Instruction>
Without the pictures, can you quote each line below exactly?

Material provided>
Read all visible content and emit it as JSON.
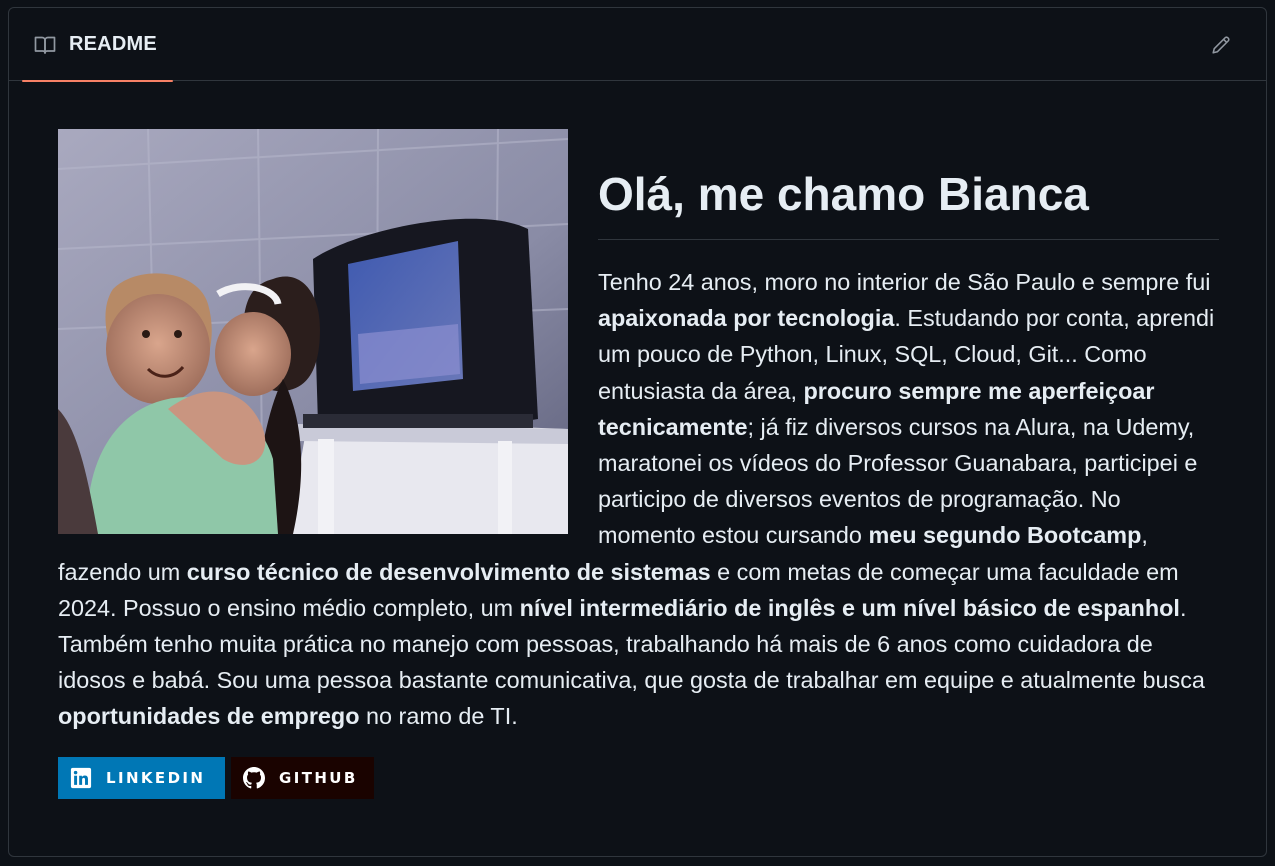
{
  "readme_tab": {
    "label": "README",
    "icon": "book-icon",
    "active_color": "#f78166"
  },
  "edit_button": {
    "icon": "pencil-icon"
  },
  "profile": {
    "title": "Olá, me chamo Bianca",
    "bio": [
      {
        "text": "Tenho 24 anos, moro no interior de São Paulo e sempre fui "
      },
      {
        "text": "apaixonada por tecnologia",
        "bold": true
      },
      {
        "text": ". Estudando por conta, aprendi um pouco de Python, Linux, SQL, Cloud, Git... Como entusiasta da área, "
      },
      {
        "text": "procuro sempre me aperfeiçoar tecnicamente",
        "bold": true
      },
      {
        "text": "; já fiz diversos cursos na Alura, na Udemy, maratonei os vídeos do Professor Guanabara, participei e participo de diversos eventos de programação. No momento estou cursando "
      },
      {
        "text": "meu segundo Bootcamp",
        "bold": true
      },
      {
        "text": ", fazendo um "
      },
      {
        "text": "curso técnico de desenvolvimento de sistemas",
        "bold": true
      },
      {
        "text": " e com metas de começar uma faculdade em 2024. Possuo o ensino médio completo, um "
      },
      {
        "text": "nível intermediário de inglês e um nível básico de espanhol",
        "bold": true
      },
      {
        "text": ". Também tenho muita prática no manejo com pessoas, trabalhando há mais de 6 anos como cuidadora de idosos e babá. Sou uma pessoa bastante comunicativa, que gosta de trabalhar em equipe e atualmente busca "
      },
      {
        "text": "oportunidades de emprego",
        "bold": true
      },
      {
        "text": " no ramo de TI."
      }
    ]
  },
  "badges": {
    "linkedin": {
      "label": "LINKEDIN",
      "icon": "linkedin-icon",
      "color": "#0077b5"
    },
    "github": {
      "label": "GITHUB",
      "icon": "github-icon",
      "color": "#1a0300"
    }
  }
}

Full response>
Read all visible content and emit it as JSON.
{
  "readme_tab": {
    "label": "README",
    "icon": "book-icon",
    "active_color": "#f78166"
  },
  "edit_button": {
    "icon": "pencil-icon"
  },
  "profile": {
    "title": "Olá, me chamo Bianca",
    "bio": [
      {
        "text": "Tenho 24 anos, moro no interior de São Paulo e sempre fui "
      },
      {
        "text": "apaixonada por tecnologia",
        "bold": true
      },
      {
        "text": ". Estudando por conta, aprendi um pouco de Python, Linux, SQL, Cloud, Git... Como entusiasta da área, "
      },
      {
        "text": "procuro sempre me aperfeiçoar tecnicamente",
        "bold": true
      },
      {
        "text": "; já fiz diversos cursos na Alura, na Udemy, maratonei os vídeos do Professor Guanabara, participei e participo de diversos eventos de programação. No momento estou cursando "
      },
      {
        "text": "meu segundo Bootcamp",
        "bold": true
      },
      {
        "text": ", fazendo um "
      },
      {
        "text": "curso técnico de desenvolvimento de sistemas",
        "bold": true
      },
      {
        "text": " e com metas de começar uma faculdade em 2024. Possuo o ensino médio completo, um "
      },
      {
        "text": "nível intermediário de inglês e um nível básico de espanhol",
        "bold": true
      },
      {
        "text": ". Também tenho muita prática no manejo com pessoas, trabalhando há mais de 6 anos como cuidadora de idosos e babá. Sou uma pessoa bastante comunicativa, que gosta de trabalhar em equipe e atualmente busca "
      },
      {
        "text": "oportunidades de emprego",
        "bold": true
      },
      {
        "text": " no ramo de TI."
      }
    ]
  },
  "badges": {
    "linkedin": {
      "label": "LINKEDIN",
      "icon": "linkedin-icon",
      "color": "#0077b5"
    },
    "github": {
      "label": "GITHUB",
      "icon": "github-icon",
      "color": "#1a0300"
    }
  }
}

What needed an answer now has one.